** start **

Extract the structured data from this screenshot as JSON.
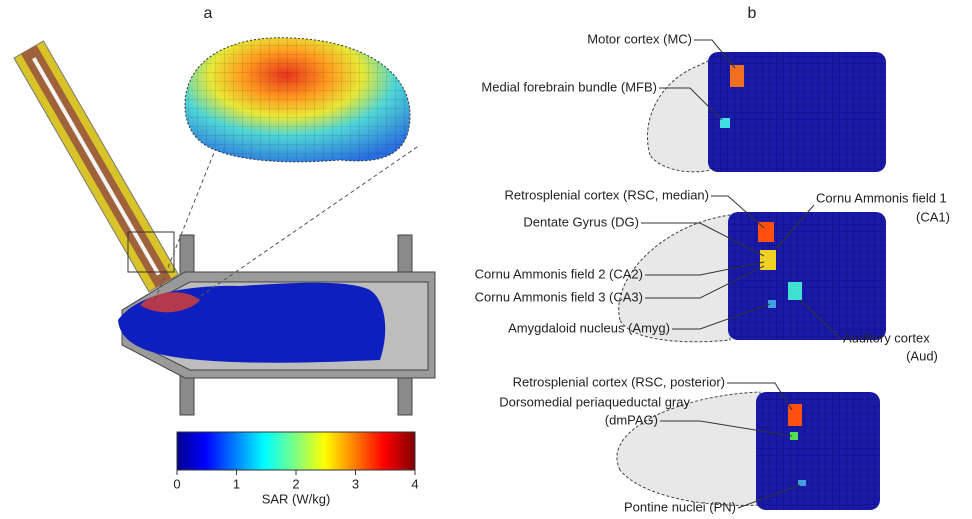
{
  "panel_a": {
    "label": "a",
    "colorbar": {
      "label": "SAR (W/kg)",
      "lim": [
        0,
        4
      ],
      "ticks": [
        0,
        1,
        2,
        3,
        4
      ]
    }
  },
  "panel_b": {
    "label": "b",
    "views": [
      {
        "annotations": [
          {
            "lines": [
              "Motor cortex (MC)"
            ]
          },
          {
            "lines": [
              "Medial forebrain bundle (MFB)"
            ]
          }
        ]
      },
      {
        "annotations": [
          {
            "lines": [
              "Retrosplenial cortex (RSC, median)"
            ]
          },
          {
            "lines": [
              "Dentate Gyrus (DG)"
            ]
          },
          {
            "lines": [
              "Cornu Ammonis field 1",
              "(CA1)"
            ]
          },
          {
            "lines": [
              "Cornu Ammonis field 2 (CA2)"
            ]
          },
          {
            "lines": [
              "Cornu Ammonis field 3 (CA3)"
            ]
          },
          {
            "lines": [
              "Amygdaloid nucleus (Amyg)"
            ]
          },
          {
            "lines": [
              "Auditory cortex",
              "(Aud)"
            ]
          }
        ]
      },
      {
        "annotations": [
          {
            "lines": [
              "Retrosplenial cortex (RSC, posterior)"
            ]
          },
          {
            "lines": [
              "Dorsomedial periaqueductal gray",
              "(dmPAG)"
            ]
          },
          {
            "lines": [
              "Pontine nuclei (PN)"
            ]
          }
        ]
      }
    ]
  }
}
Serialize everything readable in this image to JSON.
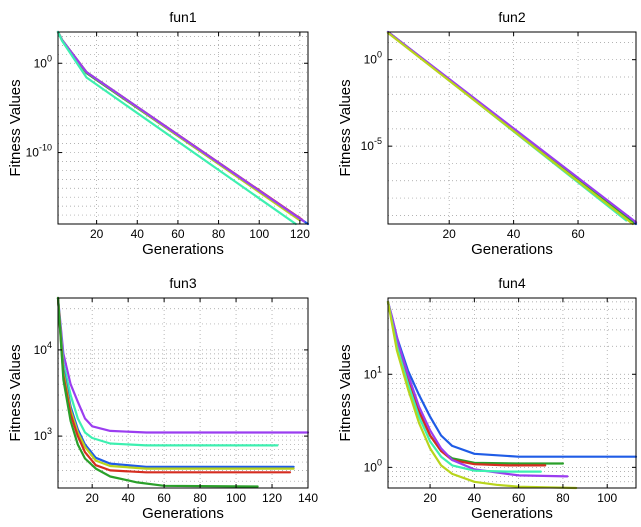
{
  "chart_data": [
    {
      "type": "line",
      "title": "fun1",
      "xlabel": "Generations",
      "ylabel": "Fitness Values",
      "yscale": "log",
      "xlim": [
        1,
        124
      ],
      "ylim_exp": [
        -18,
        3.5
      ],
      "xticks": [
        20,
        40,
        60,
        80,
        100,
        120
      ],
      "yticks_exp": [
        0,
        -10
      ],
      "grid": true,
      "series": [
        {
          "color": "#1f5ce6",
          "x": [
            1,
            3,
            15,
            124
          ],
          "y_exp": [
            3.5,
            2.6,
            -1.0,
            -18.0
          ]
        },
        {
          "color": "#d62d20",
          "x": [
            1,
            3,
            15,
            121
          ],
          "y_exp": [
            3.5,
            2.6,
            -1.0,
            -17.5
          ]
        },
        {
          "color": "#2aa02a",
          "x": [
            1,
            3,
            15,
            118
          ],
          "y_exp": [
            3.5,
            2.6,
            -1.1,
            -17.2
          ]
        },
        {
          "color": "#b8d41c",
          "x": [
            1,
            3,
            15,
            120
          ],
          "y_exp": [
            3.5,
            2.6,
            -1.0,
            -17.6
          ]
        },
        {
          "color": "#9b3df0",
          "x": [
            1,
            3,
            15,
            122
          ],
          "y_exp": [
            3.5,
            2.6,
            -1.0,
            -17.7
          ]
        },
        {
          "color": "#3df0b0",
          "x": [
            1,
            3,
            15,
            118
          ],
          "y_exp": [
            3.5,
            2.5,
            -1.6,
            -18.0
          ]
        }
      ]
    },
    {
      "type": "line",
      "title": "fun2",
      "xlabel": "Generations",
      "ylabel": "Fitness Values",
      "yscale": "log",
      "xlim": [
        1,
        78
      ],
      "ylim_exp": [
        -9.5,
        1.6
      ],
      "xticks": [
        20,
        40,
        60
      ],
      "yticks_exp": [
        0,
        -5
      ],
      "grid": true,
      "series": [
        {
          "color": "#1f5ce6",
          "x": [
            1,
            78
          ],
          "y_exp": [
            1.6,
            -9.5
          ]
        },
        {
          "color": "#d62d20",
          "x": [
            1,
            76
          ],
          "y_exp": [
            1.6,
            -9.3
          ]
        },
        {
          "color": "#2aa02a",
          "x": [
            1,
            77
          ],
          "y_exp": [
            1.6,
            -9.4
          ]
        },
        {
          "color": "#3df0b0",
          "x": [
            1,
            75
          ],
          "y_exp": [
            1.6,
            -9.3
          ]
        },
        {
          "color": "#9b3df0",
          "x": [
            1,
            78
          ],
          "y_exp": [
            1.6,
            -9.4
          ]
        },
        {
          "color": "#b8d41c",
          "x": [
            1,
            77
          ],
          "y_exp": [
            1.55,
            -9.5
          ]
        }
      ]
    },
    {
      "type": "line",
      "title": "fun3",
      "xlabel": "Generations",
      "ylabel": "Fitness Values",
      "yscale": "log",
      "xlim": [
        1,
        140
      ],
      "ylim": [
        250,
        40000
      ],
      "xticks": [
        20,
        40,
        60,
        80,
        100,
        120,
        140
      ],
      "yticks_exp": [
        3,
        4
      ],
      "grid": true,
      "series": [
        {
          "color": "#9b3df0",
          "x": [
            1,
            4,
            8,
            12,
            16,
            20,
            30,
            50,
            140
          ],
          "y": [
            40000,
            9000,
            4000,
            2500,
            1600,
            1300,
            1150,
            1100,
            1100
          ]
        },
        {
          "color": "#3df0b0",
          "x": [
            1,
            4,
            8,
            12,
            16,
            20,
            30,
            50,
            123
          ],
          "y": [
            40000,
            7000,
            3000,
            1600,
            1100,
            950,
            820,
            780,
            780
          ]
        },
        {
          "color": "#1f5ce6",
          "x": [
            1,
            4,
            8,
            12,
            16,
            22,
            30,
            50,
            132
          ],
          "y": [
            40000,
            6000,
            2200,
            1200,
            800,
            560,
            480,
            440,
            440
          ]
        },
        {
          "color": "#b8d41c",
          "x": [
            1,
            4,
            8,
            12,
            16,
            22,
            30,
            50,
            132
          ],
          "y": [
            40000,
            5500,
            2000,
            1100,
            750,
            520,
            450,
            420,
            420
          ]
        },
        {
          "color": "#d62d20",
          "x": [
            1,
            4,
            8,
            12,
            16,
            22,
            30,
            50,
            130
          ],
          "y": [
            40000,
            5000,
            1800,
            1000,
            650,
            460,
            400,
            380,
            380
          ]
        },
        {
          "color": "#2aa02a",
          "x": [
            1,
            4,
            8,
            12,
            16,
            22,
            30,
            45,
            60,
            112
          ],
          "y": [
            40000,
            4500,
            1500,
            800,
            550,
            420,
            340,
            290,
            265,
            260
          ]
        }
      ]
    },
    {
      "type": "line",
      "title": "fun4",
      "xlabel": "Generations",
      "ylabel": "Fitness Values",
      "yscale": "log",
      "xlim": [
        1,
        113
      ],
      "ylim": [
        0.6,
        66
      ],
      "xticks": [
        20,
        40,
        60,
        80,
        100
      ],
      "yticks_exp": [
        0,
        1
      ],
      "grid": true,
      "series": [
        {
          "color": "#1f5ce6",
          "x": [
            1,
            5,
            10,
            15,
            20,
            25,
            30,
            40,
            60,
            113
          ],
          "y": [
            60,
            25,
            11,
            6,
            3.5,
            2.2,
            1.7,
            1.4,
            1.3,
            1.3
          ]
        },
        {
          "color": "#2aa02a",
          "x": [
            1,
            5,
            10,
            15,
            20,
            25,
            30,
            40,
            60,
            80
          ],
          "y": [
            60,
            22,
            9,
            4,
            2.2,
            1.5,
            1.25,
            1.12,
            1.1,
            1.1
          ]
        },
        {
          "color": "#d62d20",
          "x": [
            1,
            5,
            10,
            15,
            20,
            25,
            30,
            40,
            55,
            72
          ],
          "y": [
            60,
            22,
            9,
            4,
            2.2,
            1.5,
            1.2,
            1.08,
            1.05,
            1.05
          ]
        },
        {
          "color": "#9b3df0",
          "x": [
            1,
            3,
            6,
            10,
            15,
            20,
            25,
            30,
            40,
            60,
            82
          ],
          "y": [
            60,
            40,
            20,
            10,
            4.5,
            2.5,
            1.6,
            1.2,
            0.95,
            0.82,
            0.8
          ]
        },
        {
          "color": "#3df0b0",
          "x": [
            1,
            5,
            10,
            15,
            20,
            25,
            30,
            40,
            55,
            70
          ],
          "y": [
            60,
            20,
            8,
            3.5,
            1.9,
            1.3,
            1.05,
            0.92,
            0.9,
            0.9
          ]
        },
        {
          "color": "#b8d41c",
          "x": [
            1,
            5,
            10,
            15,
            20,
            25,
            30,
            40,
            50,
            60,
            86
          ],
          "y": [
            60,
            18,
            7,
            3,
            1.6,
            1.05,
            0.85,
            0.7,
            0.65,
            0.62,
            0.6
          ]
        }
      ]
    }
  ]
}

** end **

Task instructions:
Select all lines with the word "this" from the entries above.

Full output:
Extract the structured data from this screenshot as JSON.
Serialize everything readable in this image to JSON.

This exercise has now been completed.